## [Task data]
☆ ☆ ☆ ☆ ☆
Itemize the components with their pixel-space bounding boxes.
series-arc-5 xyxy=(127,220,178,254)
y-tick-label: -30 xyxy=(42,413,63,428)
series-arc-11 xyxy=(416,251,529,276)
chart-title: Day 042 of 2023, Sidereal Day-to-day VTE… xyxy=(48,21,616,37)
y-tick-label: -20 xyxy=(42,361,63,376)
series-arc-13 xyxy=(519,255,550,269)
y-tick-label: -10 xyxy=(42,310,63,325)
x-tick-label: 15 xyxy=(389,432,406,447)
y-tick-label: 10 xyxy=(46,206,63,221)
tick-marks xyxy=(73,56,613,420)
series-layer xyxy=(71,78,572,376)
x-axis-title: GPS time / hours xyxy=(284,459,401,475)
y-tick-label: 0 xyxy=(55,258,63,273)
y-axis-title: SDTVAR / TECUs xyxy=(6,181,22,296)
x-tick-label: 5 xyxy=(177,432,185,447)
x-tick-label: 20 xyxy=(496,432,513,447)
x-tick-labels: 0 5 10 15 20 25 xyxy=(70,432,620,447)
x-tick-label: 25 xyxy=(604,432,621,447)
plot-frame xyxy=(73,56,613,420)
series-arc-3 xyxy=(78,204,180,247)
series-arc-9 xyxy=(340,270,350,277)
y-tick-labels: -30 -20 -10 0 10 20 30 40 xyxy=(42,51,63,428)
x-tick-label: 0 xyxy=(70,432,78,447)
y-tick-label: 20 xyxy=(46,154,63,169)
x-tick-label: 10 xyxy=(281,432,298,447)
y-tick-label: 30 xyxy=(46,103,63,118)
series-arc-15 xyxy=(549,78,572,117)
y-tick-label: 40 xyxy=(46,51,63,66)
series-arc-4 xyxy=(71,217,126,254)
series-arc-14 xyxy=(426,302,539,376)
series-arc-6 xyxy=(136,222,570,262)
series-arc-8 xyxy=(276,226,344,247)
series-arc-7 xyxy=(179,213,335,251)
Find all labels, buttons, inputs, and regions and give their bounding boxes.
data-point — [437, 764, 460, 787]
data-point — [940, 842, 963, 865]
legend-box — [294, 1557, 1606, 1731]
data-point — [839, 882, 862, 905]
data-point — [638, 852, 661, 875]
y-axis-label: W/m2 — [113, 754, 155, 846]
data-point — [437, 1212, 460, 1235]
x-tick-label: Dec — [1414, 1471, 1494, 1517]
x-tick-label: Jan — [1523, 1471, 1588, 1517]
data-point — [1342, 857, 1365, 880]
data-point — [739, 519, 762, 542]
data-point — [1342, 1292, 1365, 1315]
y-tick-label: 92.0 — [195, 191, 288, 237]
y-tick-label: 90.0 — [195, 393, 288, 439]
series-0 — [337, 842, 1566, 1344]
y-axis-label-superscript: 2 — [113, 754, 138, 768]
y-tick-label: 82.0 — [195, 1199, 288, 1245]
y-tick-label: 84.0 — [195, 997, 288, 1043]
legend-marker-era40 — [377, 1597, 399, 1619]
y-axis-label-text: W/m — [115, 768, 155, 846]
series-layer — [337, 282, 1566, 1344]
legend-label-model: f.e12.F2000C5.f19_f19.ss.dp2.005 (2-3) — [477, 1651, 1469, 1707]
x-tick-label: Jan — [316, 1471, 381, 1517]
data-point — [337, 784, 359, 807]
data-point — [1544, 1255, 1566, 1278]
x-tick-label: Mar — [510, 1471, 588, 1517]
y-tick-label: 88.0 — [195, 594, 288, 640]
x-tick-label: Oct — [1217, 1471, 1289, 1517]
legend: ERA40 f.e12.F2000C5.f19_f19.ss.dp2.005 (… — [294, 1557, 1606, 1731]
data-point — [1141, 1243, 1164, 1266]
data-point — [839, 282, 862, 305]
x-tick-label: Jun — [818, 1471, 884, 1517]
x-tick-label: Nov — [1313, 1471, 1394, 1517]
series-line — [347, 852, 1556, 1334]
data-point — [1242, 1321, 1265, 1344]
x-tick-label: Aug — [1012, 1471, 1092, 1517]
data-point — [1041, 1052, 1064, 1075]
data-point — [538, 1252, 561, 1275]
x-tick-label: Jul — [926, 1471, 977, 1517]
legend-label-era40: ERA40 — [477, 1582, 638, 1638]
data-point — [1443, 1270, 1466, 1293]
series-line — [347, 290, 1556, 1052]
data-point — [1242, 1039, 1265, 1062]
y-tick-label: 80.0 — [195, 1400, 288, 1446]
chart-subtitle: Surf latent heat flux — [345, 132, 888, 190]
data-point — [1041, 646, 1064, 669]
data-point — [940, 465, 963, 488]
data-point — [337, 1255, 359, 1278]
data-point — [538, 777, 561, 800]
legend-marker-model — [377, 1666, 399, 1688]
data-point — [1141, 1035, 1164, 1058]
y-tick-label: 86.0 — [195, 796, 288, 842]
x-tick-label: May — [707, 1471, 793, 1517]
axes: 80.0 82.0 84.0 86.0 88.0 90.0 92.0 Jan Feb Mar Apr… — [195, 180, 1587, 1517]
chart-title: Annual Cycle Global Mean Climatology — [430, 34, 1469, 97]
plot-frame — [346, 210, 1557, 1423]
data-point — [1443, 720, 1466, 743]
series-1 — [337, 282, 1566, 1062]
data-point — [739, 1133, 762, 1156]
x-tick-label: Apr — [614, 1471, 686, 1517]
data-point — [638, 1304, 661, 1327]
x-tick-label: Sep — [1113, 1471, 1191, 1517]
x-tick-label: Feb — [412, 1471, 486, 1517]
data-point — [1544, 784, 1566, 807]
☆ ☆ ☆ ☆ ☆
## [Your objective]
Reproduce every one of the entries above line for line, with no changes.

## [The answer]
Itemize the components with their pixel-space bounding boxes.
series-arc-5 xyxy=(127,220,178,254)
y-tick-label: -30 xyxy=(42,413,63,428)
series-arc-11 xyxy=(416,251,529,276)
chart-title: Day 042 of 2023, Sidereal Day-to-day VTE… xyxy=(48,21,616,37)
y-tick-label: -20 xyxy=(42,361,63,376)
series-arc-13 xyxy=(519,255,550,269)
y-tick-label: -10 xyxy=(42,310,63,325)
x-tick-label: 15 xyxy=(389,432,406,447)
y-tick-label: 10 xyxy=(46,206,63,221)
tick-marks xyxy=(73,56,613,420)
series-layer xyxy=(71,78,572,376)
x-axis-title: GPS time / hours xyxy=(284,459,401,475)
y-tick-label: 0 xyxy=(55,258,63,273)
y-axis-title: SDTVAR / TECUs xyxy=(6,181,22,296)
x-tick-label: 5 xyxy=(177,432,185,447)
x-tick-label: 20 xyxy=(496,432,513,447)
x-tick-labels: 0 5 10 15 20 25 xyxy=(70,432,620,447)
x-tick-label: 25 xyxy=(604,432,621,447)
plot-frame xyxy=(73,56,613,420)
series-arc-3 xyxy=(78,204,180,247)
series-arc-9 xyxy=(340,270,350,277)
y-tick-labels: -30 -20 -10 0 10 20 30 40 xyxy=(42,51,63,428)
x-tick-label: 0 xyxy=(70,432,78,447)
y-tick-label: 20 xyxy=(46,154,63,169)
x-tick-label: 10 xyxy=(281,432,298,447)
y-tick-label: 30 xyxy=(46,103,63,118)
series-arc-15 xyxy=(549,78,572,117)
y-tick-label: 40 xyxy=(46,51,63,66)
series-arc-4 xyxy=(71,217,126,254)
series-arc-14 xyxy=(426,302,539,376)
series-arc-6 xyxy=(136,222,570,262)
series-arc-8 xyxy=(276,226,344,247)
series-arc-7 xyxy=(179,213,335,251)
Find all labels, buttons, inputs, and regions and give their bounding boxes.
data-point — [437, 764, 460, 787]
data-point — [940, 842, 963, 865]
legend-box — [294, 1557, 1606, 1731]
data-point — [839, 882, 862, 905]
data-point — [638, 852, 661, 875]
y-axis-label: W/m2 — [113, 754, 155, 846]
data-point — [437, 1212, 460, 1235]
x-tick-label: Dec — [1414, 1471, 1494, 1517]
x-tick-label: Jan — [1523, 1471, 1588, 1517]
data-point — [1342, 857, 1365, 880]
data-point — [739, 519, 762, 542]
data-point — [1342, 1292, 1365, 1315]
y-tick-label: 92.0 — [195, 191, 288, 237]
y-tick-label: 90.0 — [195, 393, 288, 439]
series-0 — [337, 842, 1566, 1344]
y-axis-label-superscript: 2 — [113, 754, 138, 768]
y-tick-label: 82.0 — [195, 1199, 288, 1245]
y-tick-label: 84.0 — [195, 997, 288, 1043]
legend-marker-era40 — [377, 1597, 399, 1619]
y-axis-label-text: W/m — [115, 768, 155, 846]
series-layer — [337, 282, 1566, 1344]
legend-label-model: f.e12.F2000C5.f19_f19.ss.dp2.005 (2-3) — [477, 1651, 1469, 1707]
x-tick-label: Jan — [316, 1471, 381, 1517]
data-point — [337, 784, 359, 807]
data-point — [1544, 1255, 1566, 1278]
x-tick-label: Mar — [510, 1471, 588, 1517]
y-tick-label: 88.0 — [195, 594, 288, 640]
x-tick-label: Oct — [1217, 1471, 1289, 1517]
legend: ERA40 f.e12.F2000C5.f19_f19.ss.dp2.005 (… — [294, 1557, 1606, 1731]
data-point — [1141, 1243, 1164, 1266]
data-point — [839, 282, 862, 305]
x-tick-label: Jun — [818, 1471, 884, 1517]
x-tick-label: Nov — [1313, 1471, 1394, 1517]
series-line — [347, 852, 1556, 1334]
data-point — [1242, 1321, 1265, 1344]
x-tick-label: Aug — [1012, 1471, 1092, 1517]
data-point — [1041, 1052, 1064, 1075]
data-point — [538, 1252, 561, 1275]
x-tick-label: Jul — [926, 1471, 977, 1517]
legend-label-era40: ERA40 — [477, 1582, 638, 1638]
data-point — [1443, 1270, 1466, 1293]
series-line — [347, 290, 1556, 1052]
data-point — [1242, 1039, 1265, 1062]
y-tick-label: 80.0 — [195, 1400, 288, 1446]
chart-subtitle: Surf latent heat flux — [345, 132, 888, 190]
data-point — [1041, 646, 1064, 669]
data-point — [940, 465, 963, 488]
data-point — [337, 1255, 359, 1278]
data-point — [538, 777, 561, 800]
legend-marker-model — [377, 1666, 399, 1688]
data-point — [1141, 1035, 1164, 1058]
y-tick-label: 86.0 — [195, 796, 288, 842]
x-tick-label: May — [707, 1471, 793, 1517]
axes: 80.0 82.0 84.0 86.0 88.0 90.0 92.0 Jan Feb Mar Apr… — [195, 180, 1587, 1517]
chart-title: Annual Cycle Global Mean Climatology — [430, 34, 1469, 97]
plot-frame — [346, 210, 1557, 1423]
data-point — [1443, 720, 1466, 743]
series-1 — [337, 282, 1566, 1062]
data-point — [739, 1133, 762, 1156]
x-tick-label: Apr — [614, 1471, 686, 1517]
data-point — [638, 1304, 661, 1327]
x-tick-label: Sep — [1113, 1471, 1191, 1517]
x-tick-label: Feb — [412, 1471, 486, 1517]
data-point — [1544, 784, 1566, 807]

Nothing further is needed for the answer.